Ole and Lena are driving home from a party one night when Ole gets pulled over for speeding. The officer comes to the window and asks Ole, “Sir, did you realize that you were speeding?” 

“No sir,” replies Ole, “I had no idea I was speeding.” 

Suddenly, Lena blurts out, “Yeah you did Ole! You were speeding and you knew it the whole time!” 

“Would you be quiet Lena; this isn’t the time or the place!” 

“Well, you were speeding and now you’re trying to lie about it,” says Lena. 

Ole replies, “Will you just shut up for once, I’m sick of you bossing me around!” 

The officer, still standing at the window of the car is surprised at the way Ole is talking to his wife. He asks, “Ma’am, does your husband always talk to you like this?” 

“No,” she replies, “only when he’s been drinking.”

Okay, that was like the weirdest chart I’ve ever seen.

Stored rows |
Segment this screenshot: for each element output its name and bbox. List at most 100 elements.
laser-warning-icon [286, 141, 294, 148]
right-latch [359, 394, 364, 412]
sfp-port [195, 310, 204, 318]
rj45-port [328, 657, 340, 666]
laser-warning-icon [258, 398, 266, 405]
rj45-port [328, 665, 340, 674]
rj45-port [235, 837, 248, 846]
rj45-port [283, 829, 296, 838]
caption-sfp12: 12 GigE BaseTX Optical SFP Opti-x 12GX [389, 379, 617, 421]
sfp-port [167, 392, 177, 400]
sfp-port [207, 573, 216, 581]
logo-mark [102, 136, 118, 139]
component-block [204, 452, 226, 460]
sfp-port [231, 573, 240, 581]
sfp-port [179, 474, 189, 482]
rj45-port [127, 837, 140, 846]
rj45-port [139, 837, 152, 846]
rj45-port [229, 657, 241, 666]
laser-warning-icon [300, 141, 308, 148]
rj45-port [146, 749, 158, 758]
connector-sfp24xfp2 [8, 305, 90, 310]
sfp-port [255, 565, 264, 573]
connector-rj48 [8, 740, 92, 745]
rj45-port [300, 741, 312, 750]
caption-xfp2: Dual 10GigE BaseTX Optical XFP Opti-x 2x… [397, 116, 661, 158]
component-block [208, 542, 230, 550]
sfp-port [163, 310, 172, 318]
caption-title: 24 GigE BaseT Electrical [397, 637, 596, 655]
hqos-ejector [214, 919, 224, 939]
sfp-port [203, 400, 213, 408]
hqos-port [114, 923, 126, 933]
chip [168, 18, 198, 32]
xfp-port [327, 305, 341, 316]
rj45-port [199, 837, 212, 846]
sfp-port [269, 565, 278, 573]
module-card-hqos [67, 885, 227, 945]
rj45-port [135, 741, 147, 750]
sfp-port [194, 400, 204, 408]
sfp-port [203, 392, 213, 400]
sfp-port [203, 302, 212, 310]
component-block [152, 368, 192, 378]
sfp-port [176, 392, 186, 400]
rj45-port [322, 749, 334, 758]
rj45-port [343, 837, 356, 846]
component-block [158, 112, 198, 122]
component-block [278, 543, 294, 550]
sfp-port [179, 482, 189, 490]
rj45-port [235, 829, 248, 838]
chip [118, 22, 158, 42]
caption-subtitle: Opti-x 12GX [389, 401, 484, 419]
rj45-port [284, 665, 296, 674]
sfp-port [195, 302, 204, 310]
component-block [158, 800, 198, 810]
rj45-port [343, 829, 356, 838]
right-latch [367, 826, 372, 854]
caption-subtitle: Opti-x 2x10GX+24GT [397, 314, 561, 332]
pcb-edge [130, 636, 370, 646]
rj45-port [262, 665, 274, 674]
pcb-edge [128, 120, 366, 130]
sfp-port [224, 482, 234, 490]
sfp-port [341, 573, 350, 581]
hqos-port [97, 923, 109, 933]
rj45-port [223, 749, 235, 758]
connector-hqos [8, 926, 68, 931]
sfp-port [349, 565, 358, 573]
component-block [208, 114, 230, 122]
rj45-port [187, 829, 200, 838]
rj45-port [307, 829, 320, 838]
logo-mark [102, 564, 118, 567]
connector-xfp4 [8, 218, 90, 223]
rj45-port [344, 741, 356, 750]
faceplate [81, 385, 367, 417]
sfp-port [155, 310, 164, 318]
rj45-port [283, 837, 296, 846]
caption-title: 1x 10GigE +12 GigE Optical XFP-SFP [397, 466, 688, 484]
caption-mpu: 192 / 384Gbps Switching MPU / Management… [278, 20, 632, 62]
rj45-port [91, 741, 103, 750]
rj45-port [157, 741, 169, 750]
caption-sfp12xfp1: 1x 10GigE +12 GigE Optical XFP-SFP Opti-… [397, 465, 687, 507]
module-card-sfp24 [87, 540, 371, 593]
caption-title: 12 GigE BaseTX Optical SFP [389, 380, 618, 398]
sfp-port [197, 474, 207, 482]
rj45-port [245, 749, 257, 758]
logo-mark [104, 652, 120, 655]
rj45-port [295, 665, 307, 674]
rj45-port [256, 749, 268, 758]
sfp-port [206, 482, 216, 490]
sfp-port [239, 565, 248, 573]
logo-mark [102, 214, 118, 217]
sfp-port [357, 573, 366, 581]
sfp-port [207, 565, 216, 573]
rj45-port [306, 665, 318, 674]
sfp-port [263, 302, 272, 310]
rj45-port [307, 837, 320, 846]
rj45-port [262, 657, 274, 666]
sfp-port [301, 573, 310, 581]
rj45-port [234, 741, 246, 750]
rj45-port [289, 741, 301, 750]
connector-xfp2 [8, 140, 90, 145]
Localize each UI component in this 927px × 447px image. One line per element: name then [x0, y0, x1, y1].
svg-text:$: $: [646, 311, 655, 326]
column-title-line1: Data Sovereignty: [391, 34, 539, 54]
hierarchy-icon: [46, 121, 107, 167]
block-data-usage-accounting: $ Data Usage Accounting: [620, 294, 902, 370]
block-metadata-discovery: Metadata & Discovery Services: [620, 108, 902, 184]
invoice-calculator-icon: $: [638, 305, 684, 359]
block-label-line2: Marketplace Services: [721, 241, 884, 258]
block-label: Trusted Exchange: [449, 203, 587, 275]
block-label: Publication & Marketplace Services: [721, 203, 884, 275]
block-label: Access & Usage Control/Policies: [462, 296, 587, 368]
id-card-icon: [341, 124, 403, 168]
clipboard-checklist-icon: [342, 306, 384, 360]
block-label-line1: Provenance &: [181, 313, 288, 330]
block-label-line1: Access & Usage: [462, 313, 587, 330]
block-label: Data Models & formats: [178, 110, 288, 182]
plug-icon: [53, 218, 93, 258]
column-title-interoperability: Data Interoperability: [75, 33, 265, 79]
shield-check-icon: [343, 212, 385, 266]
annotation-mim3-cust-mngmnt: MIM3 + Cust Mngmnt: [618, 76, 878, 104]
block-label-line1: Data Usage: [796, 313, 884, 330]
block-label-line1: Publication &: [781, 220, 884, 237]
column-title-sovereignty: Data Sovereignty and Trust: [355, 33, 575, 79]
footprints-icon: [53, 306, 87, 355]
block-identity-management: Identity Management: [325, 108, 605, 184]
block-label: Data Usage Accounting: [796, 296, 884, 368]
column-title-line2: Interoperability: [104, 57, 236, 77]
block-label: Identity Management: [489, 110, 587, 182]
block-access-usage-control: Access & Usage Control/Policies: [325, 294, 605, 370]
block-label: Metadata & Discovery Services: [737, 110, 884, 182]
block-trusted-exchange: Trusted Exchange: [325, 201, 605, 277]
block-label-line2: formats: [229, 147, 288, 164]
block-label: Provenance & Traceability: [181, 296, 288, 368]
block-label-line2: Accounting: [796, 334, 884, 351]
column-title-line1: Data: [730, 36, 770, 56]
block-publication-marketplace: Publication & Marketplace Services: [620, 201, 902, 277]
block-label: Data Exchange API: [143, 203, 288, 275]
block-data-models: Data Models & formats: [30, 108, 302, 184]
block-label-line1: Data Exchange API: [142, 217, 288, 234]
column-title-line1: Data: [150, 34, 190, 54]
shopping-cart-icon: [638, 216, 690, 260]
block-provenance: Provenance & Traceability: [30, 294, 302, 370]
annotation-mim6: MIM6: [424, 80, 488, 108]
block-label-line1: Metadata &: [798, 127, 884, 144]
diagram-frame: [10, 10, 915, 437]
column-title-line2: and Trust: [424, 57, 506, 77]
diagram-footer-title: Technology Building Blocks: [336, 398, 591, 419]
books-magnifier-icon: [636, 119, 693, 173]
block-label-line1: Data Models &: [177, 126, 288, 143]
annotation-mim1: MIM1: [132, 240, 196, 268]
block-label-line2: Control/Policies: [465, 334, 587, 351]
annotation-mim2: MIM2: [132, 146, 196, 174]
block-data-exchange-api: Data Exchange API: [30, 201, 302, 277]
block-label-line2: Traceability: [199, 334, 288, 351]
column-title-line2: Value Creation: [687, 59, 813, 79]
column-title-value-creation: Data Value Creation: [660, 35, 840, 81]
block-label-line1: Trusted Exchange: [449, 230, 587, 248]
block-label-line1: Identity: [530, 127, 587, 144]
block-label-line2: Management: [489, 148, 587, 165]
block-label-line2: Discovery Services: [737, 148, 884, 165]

What the exercise asks | Pick up the Ole and Lena traffic-stop joke, placed above the listing, and keep writing from its final line.

Exercise answer |
On my way home from work one day…

 

So much truth in that! SO MUCH!!!!

 

Mrs. Marble, a Sunday School teacher, was telling her students about the time when Lot’s wife looked back at Sodom she turned into a pillar of salt. Little Percy interrupted. “My mommy looked back once while she was driving,” he announced, “and she turned into a telephone pole.”

Offerings had been down the past several Sundays and the preacher decided he had to do something to change the trend. The next Sunday, as the plate was being passed he said, “Brothers and Sisters, I don’t like to have to do this, but there is a man in the congregation who is having an affair with another parishioner’s wife, and if there is not at least five dollars in the collection, I will reveal his name.”  Later, as he counted the money he found 20 five-dollar bills, and a two dollar bill with a note that read, “Forever hold your peace, I’ll have that other three dollars before sundown!

 

I woke up cold this morning. Yesterday was a change over of a sorts. Turned off the A/C. Haven’t turned on the heat yet, but I think it’s coming. I’ve really wanted to open the windows up but the pollen has been so bad this year that I didn’t want to let all that in the house. I’m already snotting and sniffling to beat the band.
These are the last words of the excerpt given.